_KUTIPAN SUMBER:_
::::::
Jika dicatatan sebelumnya, saya sempat menulis tentang “Why Asking
– Not Tellling”? Garry Yukl sebagai tokoh influence dunia telah menunjukan dari
hasil penelitiannya yang dikenal dengan IBQ – Influence Behavior Question bahwa
asking adalah salah satu taktif influence terdahsyat yang disebut inspirational tactic.
Sadar ataupun tidak sadar, sebenarnya kita seringkali menggunakan asking sebagai inspirational tactic. Banyak kisah baik dari pengalaman kita sendiri ataupun pengalaman
para tokoh dunia yang memperlihatkan bahwa asking
menjadi kunci mereka saat mempengaruhi orang. Salah satu kisah favorit saya
adalah tentang Steve Job saat mempengaruhi John Sculley. Sebelum bergabung
dengan Apple, John Scully adalah salah satu CEO terbaik PepsiCo. Di usia 30
tahun John Sculley sudah menjadi CEO termuda dalam sejarah Pepsi Cola.
Pencapaian
John Sculley dimulai dari
keberhasilannya mengalahkan raksasa Coca Cola. Rahasia keberhasilannya berasal
dari strategi Pepsi Challenge. Strateginya
sederhana, dia membuat team yang dilatih
khusus untuk datang ke kerumunan masa dan men-challange seseorang dengan menutup mata untuk merasakan mana yang
lebih enak, Pepsi atau Coca Cola? Tentu saja saat orang ditutup matanya, dia
tidak bisa membedakan mana produk Pepsi dan Coca Cola. Sehingga, orang tersebut
tidak akan terpengaruh dengan brand.
Memang saat
itu satu-satunya pesaing Pepsi untuk menduduki pangsa pasar penjualan minuman
ringan di seantero negeri Amerika hanyalah Coca-Cola saja. Strategi itupun bergema
di seantero negeri, Pepsi Challenge berhasil
meningkatkan angka penjualan hingga menyaingi Sang Pemimpin Pasar, Coca Cola. Orang-orang
yang di-challenge lebih menyenangi
Pepsi dibanding Coca Cola.
Dan John Sculley
adalah nahkoda kemenangan Pepsi. Keberkasilan strategi Pepsi Challenge membuat nya dijuluki “The Best and The Brightest Man in
The Industry”. Prestasi dan reputasi yang dimiliki membuat Steve Job
melirik John Sculley untuk menjadi salah satu bagian dari Apple.
Jika Anda
berada diposisi Jhon Sculley, mana yang akan Anda pilih? Bertahan di Pepsi, dihormati
sebagai seorang CEO dengan prestasi terbaik, berada diperusahaan nomer satu seantero
Amerika dibidang minuman. Atau berpindah ke Apple, perusahaan yang baru saja
berdiri, belum ketahuan akan menjadi sebesar apa. Jika dianalogikan, Anda akan
sama-sama menjadi Hiu namun di kolam yang berbeda. Kolam pertama penuh dengan
kenikmatan, dan kolam kedua penuh perjuangan. Dan Jhon Sculley ternyata lebih
memilih untuk bertahan di kolam pertama.
::::::
[Butir dataset]
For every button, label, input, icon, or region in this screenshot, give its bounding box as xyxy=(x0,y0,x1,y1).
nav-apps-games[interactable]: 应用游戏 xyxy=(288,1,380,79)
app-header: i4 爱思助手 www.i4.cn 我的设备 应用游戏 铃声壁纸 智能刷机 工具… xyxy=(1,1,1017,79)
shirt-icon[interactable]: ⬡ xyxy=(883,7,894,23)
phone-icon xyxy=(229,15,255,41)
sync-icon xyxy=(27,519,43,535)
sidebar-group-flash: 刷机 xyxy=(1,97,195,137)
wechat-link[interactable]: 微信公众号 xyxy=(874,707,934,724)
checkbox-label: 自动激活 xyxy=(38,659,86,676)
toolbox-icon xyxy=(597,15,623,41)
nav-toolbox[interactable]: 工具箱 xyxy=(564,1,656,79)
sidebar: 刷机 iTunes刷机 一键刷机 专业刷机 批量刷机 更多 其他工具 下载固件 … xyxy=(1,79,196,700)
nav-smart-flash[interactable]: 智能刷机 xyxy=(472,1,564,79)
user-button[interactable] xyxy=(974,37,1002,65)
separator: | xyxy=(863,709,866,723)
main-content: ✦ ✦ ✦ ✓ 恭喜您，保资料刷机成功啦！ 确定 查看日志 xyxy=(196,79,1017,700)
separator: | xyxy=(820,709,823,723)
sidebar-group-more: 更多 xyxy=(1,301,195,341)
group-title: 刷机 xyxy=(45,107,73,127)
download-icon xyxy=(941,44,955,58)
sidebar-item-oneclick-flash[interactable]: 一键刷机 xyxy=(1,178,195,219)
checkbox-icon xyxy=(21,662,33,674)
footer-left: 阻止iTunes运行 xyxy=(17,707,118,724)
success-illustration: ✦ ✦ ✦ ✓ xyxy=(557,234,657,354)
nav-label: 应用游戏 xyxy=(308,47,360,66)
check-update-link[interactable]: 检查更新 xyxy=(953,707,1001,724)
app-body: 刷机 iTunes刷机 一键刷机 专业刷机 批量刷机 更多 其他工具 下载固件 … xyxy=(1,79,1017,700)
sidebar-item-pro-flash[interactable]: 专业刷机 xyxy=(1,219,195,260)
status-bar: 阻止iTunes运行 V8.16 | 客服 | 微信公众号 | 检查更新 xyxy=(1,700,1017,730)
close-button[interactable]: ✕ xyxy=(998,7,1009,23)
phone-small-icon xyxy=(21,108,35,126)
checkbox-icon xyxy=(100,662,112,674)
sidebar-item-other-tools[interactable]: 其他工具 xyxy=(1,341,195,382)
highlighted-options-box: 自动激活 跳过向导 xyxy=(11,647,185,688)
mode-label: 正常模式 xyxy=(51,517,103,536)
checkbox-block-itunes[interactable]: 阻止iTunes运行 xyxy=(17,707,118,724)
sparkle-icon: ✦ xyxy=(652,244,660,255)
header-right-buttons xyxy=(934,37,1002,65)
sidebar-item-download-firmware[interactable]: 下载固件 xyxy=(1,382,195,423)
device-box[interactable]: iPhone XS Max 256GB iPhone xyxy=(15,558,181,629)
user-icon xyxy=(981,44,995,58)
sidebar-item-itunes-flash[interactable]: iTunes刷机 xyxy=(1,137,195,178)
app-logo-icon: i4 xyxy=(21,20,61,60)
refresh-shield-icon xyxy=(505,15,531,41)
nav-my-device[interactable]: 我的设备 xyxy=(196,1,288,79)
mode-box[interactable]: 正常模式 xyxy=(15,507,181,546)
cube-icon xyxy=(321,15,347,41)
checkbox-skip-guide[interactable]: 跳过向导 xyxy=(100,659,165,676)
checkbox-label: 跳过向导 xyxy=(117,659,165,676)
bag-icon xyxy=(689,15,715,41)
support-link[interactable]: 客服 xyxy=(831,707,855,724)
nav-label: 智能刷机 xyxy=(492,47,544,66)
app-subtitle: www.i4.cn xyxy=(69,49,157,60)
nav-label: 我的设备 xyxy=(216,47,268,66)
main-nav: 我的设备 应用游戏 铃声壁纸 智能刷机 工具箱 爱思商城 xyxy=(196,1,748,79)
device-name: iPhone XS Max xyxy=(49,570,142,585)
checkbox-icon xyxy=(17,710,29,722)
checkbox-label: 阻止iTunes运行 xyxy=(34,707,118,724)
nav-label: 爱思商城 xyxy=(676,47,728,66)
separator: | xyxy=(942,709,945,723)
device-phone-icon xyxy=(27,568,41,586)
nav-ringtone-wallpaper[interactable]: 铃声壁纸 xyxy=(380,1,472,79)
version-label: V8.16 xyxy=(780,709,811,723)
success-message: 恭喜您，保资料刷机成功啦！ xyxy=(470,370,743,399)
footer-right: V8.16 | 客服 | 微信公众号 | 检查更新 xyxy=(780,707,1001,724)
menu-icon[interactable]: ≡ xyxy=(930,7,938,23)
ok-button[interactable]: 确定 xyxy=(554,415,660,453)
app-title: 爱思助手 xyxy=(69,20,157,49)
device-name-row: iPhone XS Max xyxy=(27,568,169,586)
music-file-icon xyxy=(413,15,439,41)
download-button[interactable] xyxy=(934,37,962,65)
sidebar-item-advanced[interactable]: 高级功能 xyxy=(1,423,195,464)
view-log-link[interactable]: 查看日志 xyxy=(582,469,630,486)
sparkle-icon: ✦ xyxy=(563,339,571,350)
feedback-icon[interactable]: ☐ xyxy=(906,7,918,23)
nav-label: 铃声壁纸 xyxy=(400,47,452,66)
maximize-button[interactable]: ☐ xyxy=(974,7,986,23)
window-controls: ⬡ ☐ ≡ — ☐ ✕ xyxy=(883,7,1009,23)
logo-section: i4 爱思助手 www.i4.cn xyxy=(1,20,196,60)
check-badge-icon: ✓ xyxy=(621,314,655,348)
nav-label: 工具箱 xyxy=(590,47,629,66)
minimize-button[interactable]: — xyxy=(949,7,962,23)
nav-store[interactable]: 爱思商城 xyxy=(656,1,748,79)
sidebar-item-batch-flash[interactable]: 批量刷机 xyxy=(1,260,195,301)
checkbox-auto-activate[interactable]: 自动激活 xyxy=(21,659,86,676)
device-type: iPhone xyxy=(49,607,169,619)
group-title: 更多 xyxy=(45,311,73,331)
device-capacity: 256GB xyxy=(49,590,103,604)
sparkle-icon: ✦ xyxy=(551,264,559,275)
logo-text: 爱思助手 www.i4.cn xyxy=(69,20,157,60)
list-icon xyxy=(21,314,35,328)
::::::
_YANG HARUS DIKERJAKAN:_
• A. Menurut kutipan tentang John Sculley, mengapa orang yang matanya ditutup dalam Pepsi Challenge tidak terpengaruh oleh merek? Jawab dalam satu sampai tiga kalimat.
• B. Tulis ulang bagian kutipan tentang John Sculley, mulai dari kata-kata "Sadar ataupun tidak" dan berhenti setelah "sejarah Pepsi Cola.". Ganti "kisah" dengan "cerita".
• C. Jawab pertanyaan berikut berdasarkan kutipan tentang John Sculley:
(i) Pada usia berapa John Sculley sudah menjadi CEO termuda dalam sejarah Pepsi Cola?
(ii) Julukan apa yang diberikan kepadanya berkat keberhasilan strategi Pepsi Challenge?
(iii) Kolam mana yang akhirnya dipilih John Sculley?
Daftar di atas sama sekali tidak berperan di sini.

_SOAL TERSELESAIKAN:_
• A. Saat matanya ditutup, orang tersebut tidak bisa membedakan mana produk Pepsi dan mana produk Coca Cola. Karena itu, pilihannya tentang minuman yang lebih enak tidak dipengaruhi oleh brand.

• B.
Sadar ataupun tidak sadar, sebenarnya kita seringkali menggunakan asking sebagai inspirational tactic. Banyak cerita baik dari pengalaman kita sendiri ataupun pengalaman
para tokoh dunia yang memperlihatkan bahwa asking
menjadi kunci mereka saat mempengaruhi orang. Salah satu cerita favorit saya
adalah tentang Steve Job saat mempengaruhi John Sculley. Sebelum bergabung
dengan Apple, John Scully adalah salah satu CEO terbaik PepsiCo. Di usia 30
tahun John Sculley sudah menjadi CEO termuda dalam sejarah Pepsi Cola.

• C.
(i) Pada usia 30 tahun.
(ii) “The Best and The Brightest Man in The Industry”.
(iii) Kolam pertama. Ia memilih bertahan di Pepsi.